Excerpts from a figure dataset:

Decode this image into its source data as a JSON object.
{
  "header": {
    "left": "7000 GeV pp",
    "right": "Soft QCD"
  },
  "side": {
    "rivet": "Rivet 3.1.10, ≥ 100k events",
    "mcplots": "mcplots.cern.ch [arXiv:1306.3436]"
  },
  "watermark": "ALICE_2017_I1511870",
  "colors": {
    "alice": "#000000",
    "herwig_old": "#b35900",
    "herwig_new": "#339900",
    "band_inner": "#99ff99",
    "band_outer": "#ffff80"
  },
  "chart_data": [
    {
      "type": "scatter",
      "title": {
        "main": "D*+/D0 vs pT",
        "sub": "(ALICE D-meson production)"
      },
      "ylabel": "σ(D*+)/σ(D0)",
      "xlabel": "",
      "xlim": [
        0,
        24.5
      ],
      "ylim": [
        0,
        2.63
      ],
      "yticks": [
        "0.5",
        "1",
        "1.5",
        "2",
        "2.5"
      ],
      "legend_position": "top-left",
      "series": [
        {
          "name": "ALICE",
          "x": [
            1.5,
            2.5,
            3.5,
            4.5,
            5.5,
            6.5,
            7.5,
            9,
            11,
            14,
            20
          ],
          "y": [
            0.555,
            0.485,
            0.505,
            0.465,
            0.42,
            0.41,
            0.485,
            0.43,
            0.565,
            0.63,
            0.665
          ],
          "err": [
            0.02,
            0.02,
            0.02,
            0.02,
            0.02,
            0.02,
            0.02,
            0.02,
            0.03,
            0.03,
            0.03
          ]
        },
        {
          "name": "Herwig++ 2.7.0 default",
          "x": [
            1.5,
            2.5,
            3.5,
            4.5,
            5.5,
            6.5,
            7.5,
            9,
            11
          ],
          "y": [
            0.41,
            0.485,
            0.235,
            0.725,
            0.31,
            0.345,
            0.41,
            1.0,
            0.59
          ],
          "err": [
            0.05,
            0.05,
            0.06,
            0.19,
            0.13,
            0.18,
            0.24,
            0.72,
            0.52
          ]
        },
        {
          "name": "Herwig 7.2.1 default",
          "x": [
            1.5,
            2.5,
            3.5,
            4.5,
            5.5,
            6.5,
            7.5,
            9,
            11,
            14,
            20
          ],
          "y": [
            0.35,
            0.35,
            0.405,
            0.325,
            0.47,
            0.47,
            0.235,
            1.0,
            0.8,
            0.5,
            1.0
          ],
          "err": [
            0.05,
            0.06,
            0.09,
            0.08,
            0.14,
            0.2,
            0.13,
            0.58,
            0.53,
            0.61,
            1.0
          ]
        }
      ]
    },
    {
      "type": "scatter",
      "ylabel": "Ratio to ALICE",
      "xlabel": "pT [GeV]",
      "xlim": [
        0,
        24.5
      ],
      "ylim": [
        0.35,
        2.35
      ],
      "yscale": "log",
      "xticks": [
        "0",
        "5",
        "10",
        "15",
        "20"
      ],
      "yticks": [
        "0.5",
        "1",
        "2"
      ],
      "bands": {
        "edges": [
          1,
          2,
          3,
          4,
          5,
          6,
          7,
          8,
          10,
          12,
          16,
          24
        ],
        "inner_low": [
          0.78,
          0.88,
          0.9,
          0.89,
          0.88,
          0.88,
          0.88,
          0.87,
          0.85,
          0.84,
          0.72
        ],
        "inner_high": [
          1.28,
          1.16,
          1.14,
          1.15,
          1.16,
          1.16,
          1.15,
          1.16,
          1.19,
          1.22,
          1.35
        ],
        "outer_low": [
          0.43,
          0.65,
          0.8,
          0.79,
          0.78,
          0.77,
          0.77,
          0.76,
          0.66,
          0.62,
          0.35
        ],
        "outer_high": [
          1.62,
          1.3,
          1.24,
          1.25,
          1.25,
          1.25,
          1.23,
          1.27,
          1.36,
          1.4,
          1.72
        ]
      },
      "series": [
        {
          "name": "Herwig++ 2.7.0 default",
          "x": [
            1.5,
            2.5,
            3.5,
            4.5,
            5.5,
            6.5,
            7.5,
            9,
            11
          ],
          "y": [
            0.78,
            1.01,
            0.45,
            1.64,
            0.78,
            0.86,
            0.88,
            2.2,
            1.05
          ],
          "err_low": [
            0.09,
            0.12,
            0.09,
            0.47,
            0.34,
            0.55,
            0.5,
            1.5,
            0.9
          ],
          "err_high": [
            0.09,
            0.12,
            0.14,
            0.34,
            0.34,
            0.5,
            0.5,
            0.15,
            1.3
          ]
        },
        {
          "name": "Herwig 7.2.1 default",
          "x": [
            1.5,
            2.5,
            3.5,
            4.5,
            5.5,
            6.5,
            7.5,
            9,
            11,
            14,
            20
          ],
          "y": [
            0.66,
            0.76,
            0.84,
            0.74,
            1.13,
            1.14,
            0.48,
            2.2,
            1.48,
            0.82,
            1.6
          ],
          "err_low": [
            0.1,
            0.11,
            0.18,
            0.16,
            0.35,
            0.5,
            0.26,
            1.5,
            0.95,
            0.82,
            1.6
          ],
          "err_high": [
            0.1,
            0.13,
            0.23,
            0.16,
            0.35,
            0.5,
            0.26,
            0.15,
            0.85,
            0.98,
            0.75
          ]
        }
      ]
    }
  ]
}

= Exercise requirements =
Reproduce all of the records exactly.

= Task answer =
Decode this image into its source data as a JSON object.
{
  "header": {
    "left": "7000 GeV pp",
    "right": "Soft QCD"
  },
  "side": {
    "rivet": "Rivet 3.1.10, ≥ 100k events",
    "mcplots": "mcplots.cern.ch [arXiv:1306.3436]"
  },
  "watermark": "ALICE_2017_I1511870",
  "colors": {
    "alice": "#000000",
    "herwig_old": "#b35900",
    "herwig_new": "#339900",
    "band_inner": "#99ff99",
    "band_outer": "#ffff80"
  },
  "chart_data": [
    {
      "type": "scatter",
      "title": {
        "main": "D*+/D0 vs pT",
        "sub": "(ALICE D-meson production)"
      },
      "ylabel": "σ(D*+)/σ(D0)",
      "xlabel": "",
      "xlim": [
        0,
        24.5
      ],
      "ylim": [
        0,
        2.63
      ],
      "yticks": [
        "0.5",
        "1",
        "1.5",
        "2",
        "2.5"
      ],
      "legend_position": "top-left",
      "series": [
        {
          "name": "ALICE",
          "x": [
            1.5,
            2.5,
            3.5,
            4.5,
            5.5,
            6.5,
            7.5,
            9,
            11,
            14,
            20
          ],
          "y": [
            0.555,
            0.485,
            0.505,
            0.465,
            0.42,
            0.41,
            0.485,
            0.43,
            0.565,
            0.63,
            0.665
          ],
          "err": [
            0.02,
            0.02,
            0.02,
            0.02,
            0.02,
            0.02,
            0.02,
            0.02,
            0.03,
            0.03,
            0.03
          ]
        },
        {
          "name": "Herwig++ 2.7.0 default",
          "x": [
            1.5,
            2.5,
            3.5,
            4.5,
            5.5,
            6.5,
            7.5,
            9,
            11
          ],
          "y": [
            0.41,
            0.485,
            0.235,
            0.725,
            0.31,
            0.345,
            0.41,
            1.0,
            0.59
          ],
          "err": [
            0.05,
            0.05,
            0.06,
            0.19,
            0.13,
            0.18,
            0.24,
            0.72,
            0.52
          ]
        },
        {
          "name": "Herwig 7.2.1 default",
          "x": [
            1.5,
            2.5,
            3.5,
            4.5,
            5.5,
            6.5,
            7.5,
            9,
            11,
            14,
            20
          ],
          "y": [
            0.35,
            0.35,
            0.405,
            0.325,
            0.47,
            0.47,
            0.235,
            1.0,
            0.8,
            0.5,
            1.0
          ],
          "err": [
            0.05,
            0.06,
            0.09,
            0.08,
            0.14,
            0.2,
            0.13,
            0.58,
            0.53,
            0.61,
            1.0
          ]
        }
      ]
    },
    {
      "type": "scatter",
      "ylabel": "Ratio to ALICE",
      "xlabel": "pT [GeV]",
      "xlim": [
        0,
        24.5
      ],
      "ylim": [
        0.35,
        2.35
      ],
      "yscale": "log",
      "xticks": [
        "0",
        "5",
        "10",
        "15",
        "20"
      ],
      "yticks": [
        "0.5",
        "1",
        "2"
      ],
      "bands": {
        "edges": [
          1,
          2,
          3,
          4,
          5,
          6,
          7,
          8,
          10,
          12,
          16,
          24
        ],
        "inner_low": [
          0.78,
          0.88,
          0.9,
          0.89,
          0.88,
          0.88,
          0.88,
          0.87,
          0.85,
          0.84,
          0.72
        ],
        "inner_high": [
          1.28,
          1.16,
          1.14,
          1.15,
          1.16,
          1.16,
          1.15,
          1.16,
          1.19,
          1.22,
          1.35
        ],
        "outer_low": [
          0.43,
          0.65,
          0.8,
          0.79,
          0.78,
          0.77,
          0.77,
          0.76,
          0.66,
          0.62,
          0.35
        ],
        "outer_high": [
          1.62,
          1.3,
          1.24,
          1.25,
          1.25,
          1.25,
          1.23,
          1.27,
          1.36,
          1.4,
          1.72
        ]
      },
      "series": [
        {
          "name": "Herwig++ 2.7.0 default",
          "x": [
            1.5,
            2.5,
            3.5,
            4.5,
            5.5,
            6.5,
            7.5,
            9,
            11
          ],
          "y": [
            0.78,
            1.01,
            0.45,
            1.64,
            0.78,
            0.86,
            0.88,
            2.2,
            1.05
          ],
          "err_low": [
            0.09,
            0.12,
            0.09,
            0.47,
            0.34,
            0.55,
            0.5,
            1.5,
            0.9
          ],
          "err_high": [
            0.09,
            0.12,
            0.14,
            0.34,
            0.34,
            0.5,
            0.5,
            0.15,
            1.3
          ]
        },
        {
          "name": "Herwig 7.2.1 default",
          "x": [
            1.5,
            2.5,
            3.5,
            4.5,
            5.5,
            6.5,
            7.5,
            9,
            11,
            14,
            20
          ],
          "y": [
            0.66,
            0.76,
            0.84,
            0.74,
            1.13,
            1.14,
            0.48,
            2.2,
            1.48,
            0.82,
            1.6
          ],
          "err_low": [
            0.1,
            0.11,
            0.18,
            0.16,
            0.35,
            0.5,
            0.26,
            1.5,
            0.95,
            0.82,
            1.6
          ],
          "err_high": [
            0.1,
            0.13,
            0.23,
            0.16,
            0.35,
            0.5,
            0.26,
            0.15,
            0.85,
            0.98,
            0.75
          ]
        }
      ]
    }
  ]
}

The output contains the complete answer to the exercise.